(Extracted records)
.....

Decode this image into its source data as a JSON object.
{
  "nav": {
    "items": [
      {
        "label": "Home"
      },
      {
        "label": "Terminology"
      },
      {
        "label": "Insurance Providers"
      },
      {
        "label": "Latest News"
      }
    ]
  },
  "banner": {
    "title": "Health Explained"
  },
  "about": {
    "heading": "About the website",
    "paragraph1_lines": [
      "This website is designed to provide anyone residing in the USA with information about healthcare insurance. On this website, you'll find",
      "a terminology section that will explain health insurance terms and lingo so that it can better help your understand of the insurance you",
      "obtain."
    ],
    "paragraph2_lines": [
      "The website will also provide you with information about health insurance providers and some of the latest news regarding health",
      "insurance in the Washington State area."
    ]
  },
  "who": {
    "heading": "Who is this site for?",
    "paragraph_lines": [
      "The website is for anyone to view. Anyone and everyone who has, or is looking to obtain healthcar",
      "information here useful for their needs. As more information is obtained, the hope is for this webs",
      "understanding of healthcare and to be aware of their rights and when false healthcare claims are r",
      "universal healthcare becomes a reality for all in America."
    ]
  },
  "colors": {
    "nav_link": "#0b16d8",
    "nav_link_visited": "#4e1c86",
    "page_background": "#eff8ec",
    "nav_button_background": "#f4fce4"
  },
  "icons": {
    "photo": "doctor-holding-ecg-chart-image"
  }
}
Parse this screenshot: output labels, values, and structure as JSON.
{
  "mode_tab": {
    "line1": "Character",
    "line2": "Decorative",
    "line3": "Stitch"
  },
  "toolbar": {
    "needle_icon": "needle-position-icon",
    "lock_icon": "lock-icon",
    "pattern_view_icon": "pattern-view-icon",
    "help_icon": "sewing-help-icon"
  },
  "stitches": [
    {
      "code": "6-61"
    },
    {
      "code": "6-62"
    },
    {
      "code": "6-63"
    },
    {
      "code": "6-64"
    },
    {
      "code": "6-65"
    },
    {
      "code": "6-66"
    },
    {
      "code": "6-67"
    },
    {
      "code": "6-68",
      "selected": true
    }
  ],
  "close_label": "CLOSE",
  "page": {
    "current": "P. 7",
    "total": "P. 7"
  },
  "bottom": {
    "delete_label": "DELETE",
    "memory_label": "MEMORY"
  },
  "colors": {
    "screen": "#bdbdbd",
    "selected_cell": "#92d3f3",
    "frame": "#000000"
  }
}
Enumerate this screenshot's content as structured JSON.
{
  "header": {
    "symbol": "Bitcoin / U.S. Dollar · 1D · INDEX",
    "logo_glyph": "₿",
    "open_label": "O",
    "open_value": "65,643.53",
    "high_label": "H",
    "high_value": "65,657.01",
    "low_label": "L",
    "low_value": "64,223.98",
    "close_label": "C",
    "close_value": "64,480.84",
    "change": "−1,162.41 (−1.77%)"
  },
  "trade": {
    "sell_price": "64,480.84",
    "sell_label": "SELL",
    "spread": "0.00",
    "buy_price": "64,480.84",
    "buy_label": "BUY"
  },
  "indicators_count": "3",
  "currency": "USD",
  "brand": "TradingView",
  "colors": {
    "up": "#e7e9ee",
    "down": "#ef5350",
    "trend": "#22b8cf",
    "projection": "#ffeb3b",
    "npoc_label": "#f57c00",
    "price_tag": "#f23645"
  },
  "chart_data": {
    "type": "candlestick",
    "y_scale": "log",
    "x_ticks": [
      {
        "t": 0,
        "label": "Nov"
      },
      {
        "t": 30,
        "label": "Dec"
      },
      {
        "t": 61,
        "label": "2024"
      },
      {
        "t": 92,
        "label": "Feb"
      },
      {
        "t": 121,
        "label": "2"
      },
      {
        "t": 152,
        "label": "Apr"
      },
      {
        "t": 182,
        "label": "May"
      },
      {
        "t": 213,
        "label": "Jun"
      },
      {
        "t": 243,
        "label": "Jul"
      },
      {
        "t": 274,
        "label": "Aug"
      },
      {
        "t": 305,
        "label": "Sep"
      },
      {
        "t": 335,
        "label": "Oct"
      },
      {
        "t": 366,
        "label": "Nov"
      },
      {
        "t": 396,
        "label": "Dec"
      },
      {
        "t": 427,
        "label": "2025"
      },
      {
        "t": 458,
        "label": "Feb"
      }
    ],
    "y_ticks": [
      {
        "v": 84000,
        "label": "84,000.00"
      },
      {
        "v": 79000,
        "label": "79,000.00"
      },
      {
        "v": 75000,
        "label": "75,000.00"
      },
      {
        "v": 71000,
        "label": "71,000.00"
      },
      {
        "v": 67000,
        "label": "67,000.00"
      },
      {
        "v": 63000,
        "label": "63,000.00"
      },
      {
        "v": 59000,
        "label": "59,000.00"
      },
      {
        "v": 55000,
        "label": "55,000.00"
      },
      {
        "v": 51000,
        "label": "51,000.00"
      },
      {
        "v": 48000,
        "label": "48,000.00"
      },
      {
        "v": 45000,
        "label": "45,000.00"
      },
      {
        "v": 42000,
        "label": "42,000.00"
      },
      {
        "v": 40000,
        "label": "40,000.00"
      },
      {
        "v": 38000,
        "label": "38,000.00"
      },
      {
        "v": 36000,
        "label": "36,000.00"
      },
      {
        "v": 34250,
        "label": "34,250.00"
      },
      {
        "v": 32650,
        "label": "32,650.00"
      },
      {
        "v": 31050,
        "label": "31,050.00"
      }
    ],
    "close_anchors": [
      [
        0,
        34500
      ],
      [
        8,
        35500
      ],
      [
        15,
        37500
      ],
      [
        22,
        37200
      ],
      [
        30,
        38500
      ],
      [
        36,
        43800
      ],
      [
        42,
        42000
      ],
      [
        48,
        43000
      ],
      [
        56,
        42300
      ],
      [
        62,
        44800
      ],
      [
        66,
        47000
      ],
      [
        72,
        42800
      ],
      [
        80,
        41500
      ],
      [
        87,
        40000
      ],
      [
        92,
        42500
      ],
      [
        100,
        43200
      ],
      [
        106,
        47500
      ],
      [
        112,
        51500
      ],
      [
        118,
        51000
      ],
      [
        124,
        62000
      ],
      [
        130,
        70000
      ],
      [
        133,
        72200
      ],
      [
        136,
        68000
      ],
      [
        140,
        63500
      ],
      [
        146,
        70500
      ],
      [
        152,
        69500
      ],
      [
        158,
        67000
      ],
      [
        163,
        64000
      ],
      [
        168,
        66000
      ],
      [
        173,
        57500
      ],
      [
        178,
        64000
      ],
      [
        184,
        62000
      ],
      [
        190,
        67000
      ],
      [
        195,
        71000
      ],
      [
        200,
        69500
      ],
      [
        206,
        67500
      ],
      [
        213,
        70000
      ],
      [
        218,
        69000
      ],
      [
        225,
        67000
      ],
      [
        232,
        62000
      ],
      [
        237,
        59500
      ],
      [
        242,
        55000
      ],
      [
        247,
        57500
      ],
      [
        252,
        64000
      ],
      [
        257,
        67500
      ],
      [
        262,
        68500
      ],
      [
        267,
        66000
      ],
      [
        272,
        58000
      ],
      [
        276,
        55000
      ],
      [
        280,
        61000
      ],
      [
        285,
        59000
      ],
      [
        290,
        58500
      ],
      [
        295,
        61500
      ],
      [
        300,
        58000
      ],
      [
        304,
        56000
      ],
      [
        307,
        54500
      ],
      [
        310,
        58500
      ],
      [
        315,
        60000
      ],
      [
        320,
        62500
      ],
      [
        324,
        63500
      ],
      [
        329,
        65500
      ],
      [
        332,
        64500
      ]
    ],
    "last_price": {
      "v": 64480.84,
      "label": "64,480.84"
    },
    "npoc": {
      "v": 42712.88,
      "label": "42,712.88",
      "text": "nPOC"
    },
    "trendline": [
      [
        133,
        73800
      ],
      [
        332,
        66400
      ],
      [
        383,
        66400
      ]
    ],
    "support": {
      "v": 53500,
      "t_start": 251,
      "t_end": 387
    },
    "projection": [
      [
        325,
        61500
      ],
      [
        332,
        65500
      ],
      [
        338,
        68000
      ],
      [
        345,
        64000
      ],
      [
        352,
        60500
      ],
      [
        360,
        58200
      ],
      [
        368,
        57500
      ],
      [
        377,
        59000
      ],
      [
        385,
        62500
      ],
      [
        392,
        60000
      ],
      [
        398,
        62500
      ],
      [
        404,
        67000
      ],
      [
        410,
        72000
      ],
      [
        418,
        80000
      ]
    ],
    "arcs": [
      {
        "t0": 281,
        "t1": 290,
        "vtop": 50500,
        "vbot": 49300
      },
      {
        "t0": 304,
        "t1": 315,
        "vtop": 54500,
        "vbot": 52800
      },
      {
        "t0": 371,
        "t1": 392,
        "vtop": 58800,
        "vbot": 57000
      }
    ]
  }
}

.....

#### [What you need to do]
Using the records above, pull out each line where the word "information" occurs.

#### [Full response]
      "This website is designed to provide anyone residing in the USA with information about healthcare insurance. On this website, you'll find",
      "The website will also provide you with information about health insurance providers and some of the latest news regarding health",
      "information here useful for their needs. As more information is obtained, the hope is for this webs",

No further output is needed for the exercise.